● Extracted entries
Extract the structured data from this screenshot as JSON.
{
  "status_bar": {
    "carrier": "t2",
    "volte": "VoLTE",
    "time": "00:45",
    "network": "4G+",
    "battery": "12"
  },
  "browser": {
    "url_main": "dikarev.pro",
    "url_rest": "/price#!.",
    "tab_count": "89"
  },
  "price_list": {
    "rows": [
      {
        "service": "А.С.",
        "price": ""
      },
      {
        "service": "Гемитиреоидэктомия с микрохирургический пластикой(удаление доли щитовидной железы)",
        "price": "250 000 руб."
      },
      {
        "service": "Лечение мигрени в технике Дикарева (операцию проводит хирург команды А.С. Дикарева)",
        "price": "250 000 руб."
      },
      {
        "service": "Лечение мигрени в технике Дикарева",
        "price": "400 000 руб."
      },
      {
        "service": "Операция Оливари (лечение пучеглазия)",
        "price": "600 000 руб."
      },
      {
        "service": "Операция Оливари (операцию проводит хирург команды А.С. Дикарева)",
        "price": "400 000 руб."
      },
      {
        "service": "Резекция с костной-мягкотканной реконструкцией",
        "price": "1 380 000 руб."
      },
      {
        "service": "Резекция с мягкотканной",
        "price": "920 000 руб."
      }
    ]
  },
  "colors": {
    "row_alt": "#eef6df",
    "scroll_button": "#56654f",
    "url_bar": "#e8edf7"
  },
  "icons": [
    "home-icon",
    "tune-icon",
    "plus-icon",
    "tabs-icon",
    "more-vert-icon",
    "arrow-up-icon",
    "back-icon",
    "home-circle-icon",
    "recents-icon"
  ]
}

● Exercise brief
Transcribe the material above in its entirety. Match it exactly.

● Solution below
Extract the structured data from this screenshot as JSON.
{
  "status_bar": {
    "carrier": "t2",
    "volte": "VoLTE",
    "time": "00:45",
    "network": "4G+",
    "battery": "12"
  },
  "browser": {
    "url_main": "dikarev.pro",
    "url_rest": "/price#!.",
    "tab_count": "89"
  },
  "price_list": {
    "rows": [
      {
        "service": "А.С.",
        "price": ""
      },
      {
        "service": "Гемитиреоидэктомия с микрохирургический пластикой(удаление доли щитовидной железы)",
        "price": "250 000 руб."
      },
      {
        "service": "Лечение мигрени в технике Дикарева (операцию проводит хирург команды А.С. Дикарева)",
        "price": "250 000 руб."
      },
      {
        "service": "Лечение мигрени в технике Дикарева",
        "price": "400 000 руб."
      },
      {
        "service": "Операция Оливари (лечение пучеглазия)",
        "price": "600 000 руб."
      },
      {
        "service": "Операция Оливари (операцию проводит хирург команды А.С. Дикарева)",
        "price": "400 000 руб."
      },
      {
        "service": "Резекция с костной-мягкотканной реконструкцией",
        "price": "1 380 000 руб."
      },
      {
        "service": "Резекция с мягкотканной",
        "price": "920 000 руб."
      }
    ]
  },
  "colors": {
    "row_alt": "#eef6df",
    "scroll_button": "#56654f",
    "url_bar": "#e8edf7"
  },
  "icons": [
    "home-icon",
    "tune-icon",
    "plus-icon",
    "tabs-icon",
    "more-vert-icon",
    "arrow-up-icon",
    "back-icon",
    "home-circle-icon",
    "recents-icon"
  ]
}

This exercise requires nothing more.